◆ Short exercise: Reproduce, without alteration, the lines of the listing below from the line with "Text: 1020: 1020 <box>522 444 542 456</box>" to the line with "Text: 1028: 1028 <box>87 427 98 447</box>", including both of those lines.

Spatial annotation entries

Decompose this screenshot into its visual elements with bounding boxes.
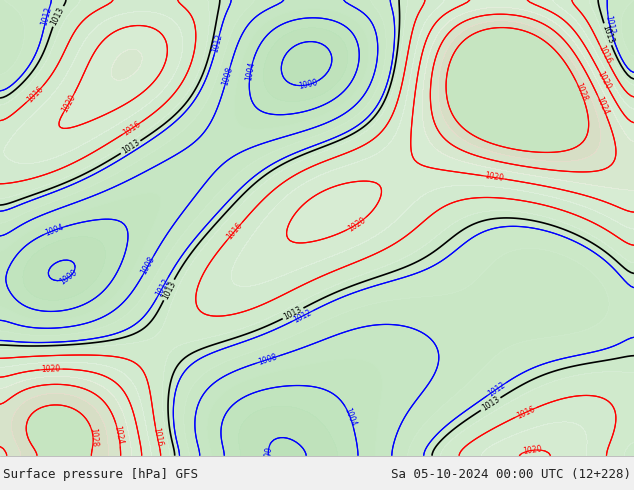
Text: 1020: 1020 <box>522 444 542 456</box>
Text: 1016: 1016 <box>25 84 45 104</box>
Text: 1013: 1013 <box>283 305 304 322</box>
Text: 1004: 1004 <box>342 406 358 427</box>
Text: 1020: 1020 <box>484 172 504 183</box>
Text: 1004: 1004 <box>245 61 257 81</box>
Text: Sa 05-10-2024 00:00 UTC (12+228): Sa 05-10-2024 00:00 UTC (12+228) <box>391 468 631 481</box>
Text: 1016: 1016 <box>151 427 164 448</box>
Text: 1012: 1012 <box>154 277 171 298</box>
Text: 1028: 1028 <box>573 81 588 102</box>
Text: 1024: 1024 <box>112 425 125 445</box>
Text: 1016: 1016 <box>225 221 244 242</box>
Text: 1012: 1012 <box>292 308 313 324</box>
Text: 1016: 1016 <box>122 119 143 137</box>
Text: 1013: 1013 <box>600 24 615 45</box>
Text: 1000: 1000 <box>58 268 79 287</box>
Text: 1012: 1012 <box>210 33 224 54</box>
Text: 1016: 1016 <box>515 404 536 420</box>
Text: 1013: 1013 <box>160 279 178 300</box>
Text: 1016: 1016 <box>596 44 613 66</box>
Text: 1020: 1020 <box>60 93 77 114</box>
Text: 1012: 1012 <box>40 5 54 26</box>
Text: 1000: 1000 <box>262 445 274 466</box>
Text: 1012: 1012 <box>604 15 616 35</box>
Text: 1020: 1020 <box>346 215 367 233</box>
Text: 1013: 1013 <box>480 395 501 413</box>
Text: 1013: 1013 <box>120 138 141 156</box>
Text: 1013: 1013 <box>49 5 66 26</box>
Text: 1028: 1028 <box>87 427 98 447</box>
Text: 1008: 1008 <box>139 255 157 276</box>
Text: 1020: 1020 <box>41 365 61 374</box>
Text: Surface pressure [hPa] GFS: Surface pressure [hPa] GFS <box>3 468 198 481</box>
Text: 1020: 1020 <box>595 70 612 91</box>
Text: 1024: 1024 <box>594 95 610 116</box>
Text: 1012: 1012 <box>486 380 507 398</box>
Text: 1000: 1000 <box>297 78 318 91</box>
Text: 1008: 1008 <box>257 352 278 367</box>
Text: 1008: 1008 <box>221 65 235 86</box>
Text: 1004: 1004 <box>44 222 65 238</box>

◆ Correct answer:
Text: 1020: 1020 <box>522 444 542 456</box>
Text: 1016: 1016 <box>25 84 45 104</box>
Text: 1013: 1013 <box>283 305 304 322</box>
Text: 1004: 1004 <box>342 406 358 427</box>
Text: 1020: 1020 <box>484 172 504 183</box>
Text: 1004: 1004 <box>245 61 257 81</box>
Text: Sa 05-10-2024 00:00 UTC (12+228): Sa 05-10-2024 00:00 UTC (12+228) <box>391 468 631 481</box>
Text: 1016: 1016 <box>151 427 164 448</box>
Text: 1012: 1012 <box>154 277 171 298</box>
Text: 1028: 1028 <box>573 81 588 102</box>
Text: 1024: 1024 <box>112 425 125 445</box>
Text: 1016: 1016 <box>225 221 244 242</box>
Text: 1012: 1012 <box>292 308 313 324</box>
Text: 1016: 1016 <box>122 119 143 137</box>
Text: 1013: 1013 <box>600 24 615 45</box>
Text: 1000: 1000 <box>58 268 79 287</box>
Text: 1012: 1012 <box>210 33 224 54</box>
Text: 1016: 1016 <box>515 404 536 420</box>
Text: 1013: 1013 <box>160 279 178 300</box>
Text: 1016: 1016 <box>596 44 613 66</box>
Text: 1020: 1020 <box>60 93 77 114</box>
Text: 1012: 1012 <box>40 5 54 26</box>
Text: 1000: 1000 <box>262 445 274 466</box>
Text: 1012: 1012 <box>604 15 616 35</box>
Text: 1020: 1020 <box>346 215 367 233</box>
Text: 1013: 1013 <box>480 395 501 413</box>
Text: 1013: 1013 <box>120 138 141 156</box>
Text: 1013: 1013 <box>49 5 66 26</box>
Text: 1028: 1028 <box>87 427 98 447</box>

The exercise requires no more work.